⟨

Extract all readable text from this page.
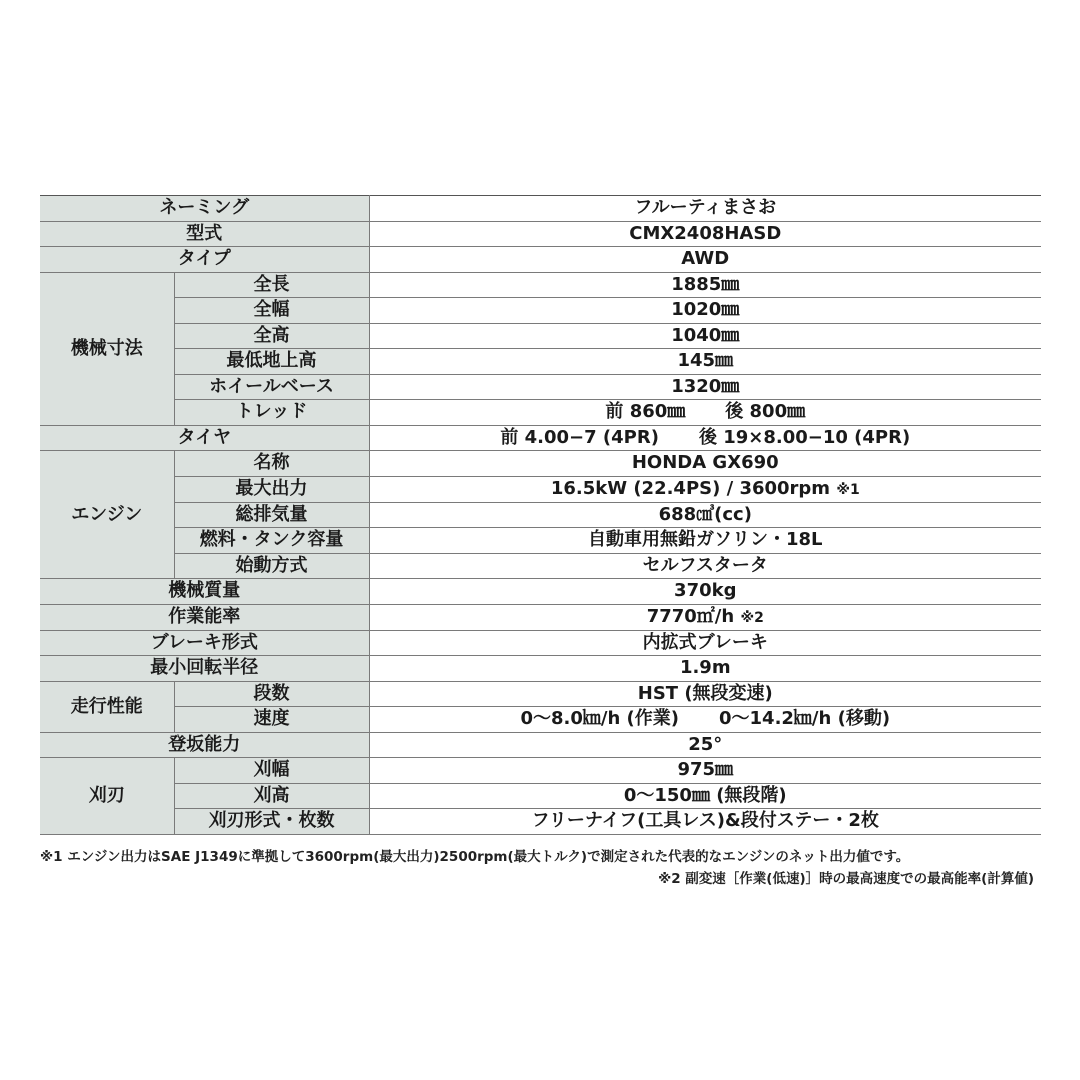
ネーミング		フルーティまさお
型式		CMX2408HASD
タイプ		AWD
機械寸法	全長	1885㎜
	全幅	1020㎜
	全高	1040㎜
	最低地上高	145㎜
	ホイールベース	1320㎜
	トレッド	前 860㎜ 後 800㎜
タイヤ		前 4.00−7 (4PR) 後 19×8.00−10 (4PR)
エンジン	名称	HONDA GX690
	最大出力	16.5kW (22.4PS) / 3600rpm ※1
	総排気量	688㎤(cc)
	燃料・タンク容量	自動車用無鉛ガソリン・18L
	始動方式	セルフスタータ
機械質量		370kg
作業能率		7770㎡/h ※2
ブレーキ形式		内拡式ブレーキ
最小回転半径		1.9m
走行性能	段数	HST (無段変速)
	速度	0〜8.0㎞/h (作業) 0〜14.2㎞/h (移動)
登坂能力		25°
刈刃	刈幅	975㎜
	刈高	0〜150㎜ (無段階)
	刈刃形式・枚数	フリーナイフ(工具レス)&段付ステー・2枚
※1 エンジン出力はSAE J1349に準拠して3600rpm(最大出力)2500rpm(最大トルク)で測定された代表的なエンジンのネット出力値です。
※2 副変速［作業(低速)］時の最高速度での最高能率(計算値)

⟩
⟨

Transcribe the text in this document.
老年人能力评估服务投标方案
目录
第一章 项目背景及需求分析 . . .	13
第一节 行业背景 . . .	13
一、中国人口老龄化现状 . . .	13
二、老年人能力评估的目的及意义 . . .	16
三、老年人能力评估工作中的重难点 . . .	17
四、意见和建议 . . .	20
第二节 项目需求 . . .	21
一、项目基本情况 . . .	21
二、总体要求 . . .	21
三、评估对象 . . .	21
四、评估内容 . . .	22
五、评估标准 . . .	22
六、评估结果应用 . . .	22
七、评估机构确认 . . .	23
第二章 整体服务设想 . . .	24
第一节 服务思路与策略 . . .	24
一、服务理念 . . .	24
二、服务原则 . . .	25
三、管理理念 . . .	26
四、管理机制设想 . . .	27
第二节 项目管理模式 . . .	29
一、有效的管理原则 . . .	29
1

⟩
⟨

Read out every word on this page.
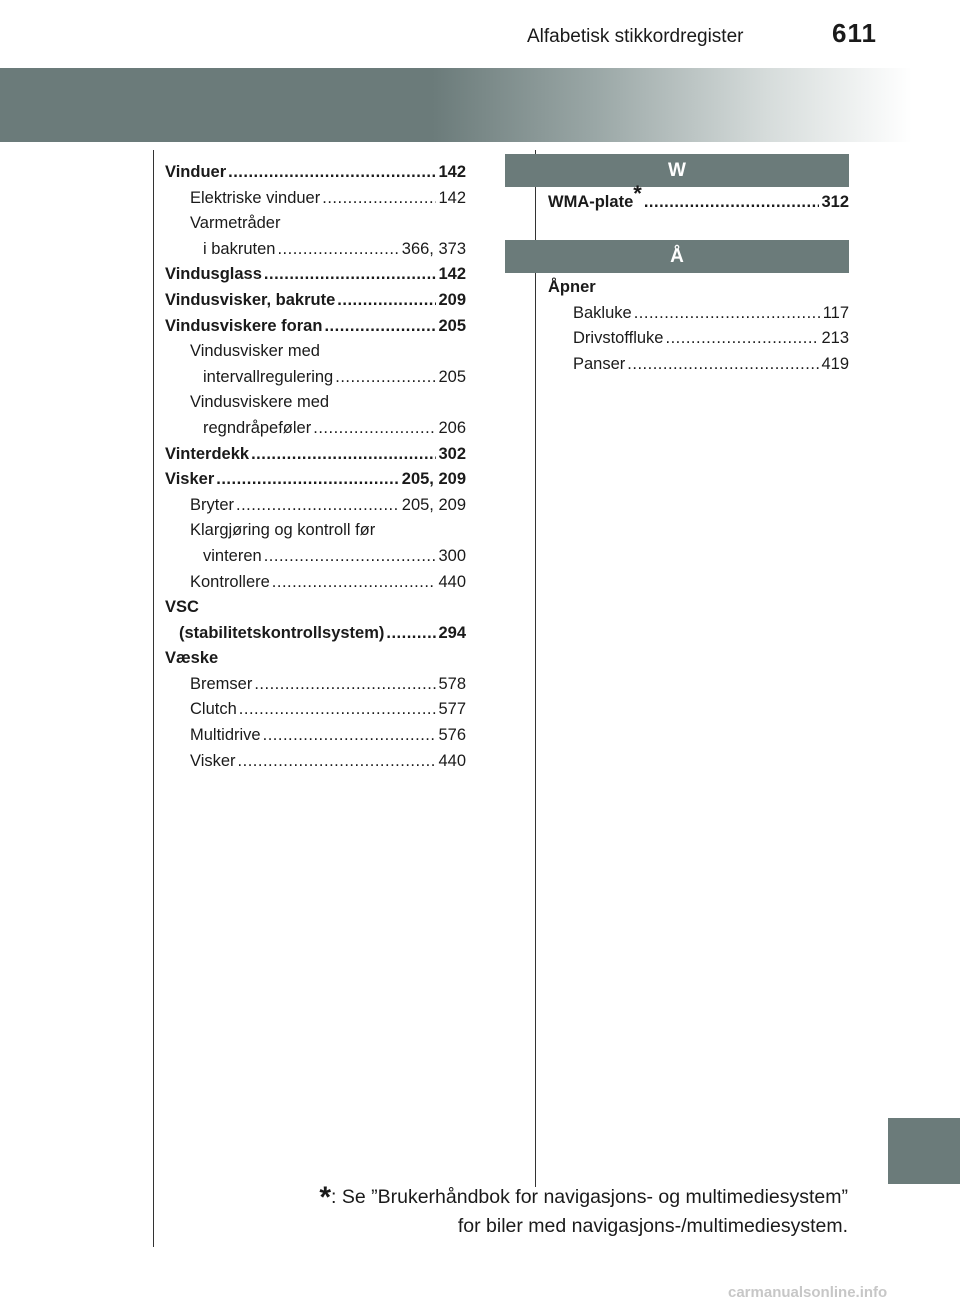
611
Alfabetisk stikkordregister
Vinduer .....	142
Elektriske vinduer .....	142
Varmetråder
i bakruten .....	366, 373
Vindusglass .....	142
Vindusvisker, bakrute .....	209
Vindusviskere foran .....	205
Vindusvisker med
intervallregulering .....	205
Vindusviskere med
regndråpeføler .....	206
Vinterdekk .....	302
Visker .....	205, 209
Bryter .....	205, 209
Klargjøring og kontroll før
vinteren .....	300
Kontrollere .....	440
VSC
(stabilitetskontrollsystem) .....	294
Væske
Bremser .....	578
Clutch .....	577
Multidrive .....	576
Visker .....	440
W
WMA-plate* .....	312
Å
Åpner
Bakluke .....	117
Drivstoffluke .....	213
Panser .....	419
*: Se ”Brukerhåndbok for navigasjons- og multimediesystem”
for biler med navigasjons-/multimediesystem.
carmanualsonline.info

⟩

● Written exercise: Locate the word "multimediesystem" in the entries, and copy every line where it is found.

● Output below:
*: Se ”Brukerhåndbok for navigasjons- og multimediesystem”
for biler med navigasjons-/multimediesystem.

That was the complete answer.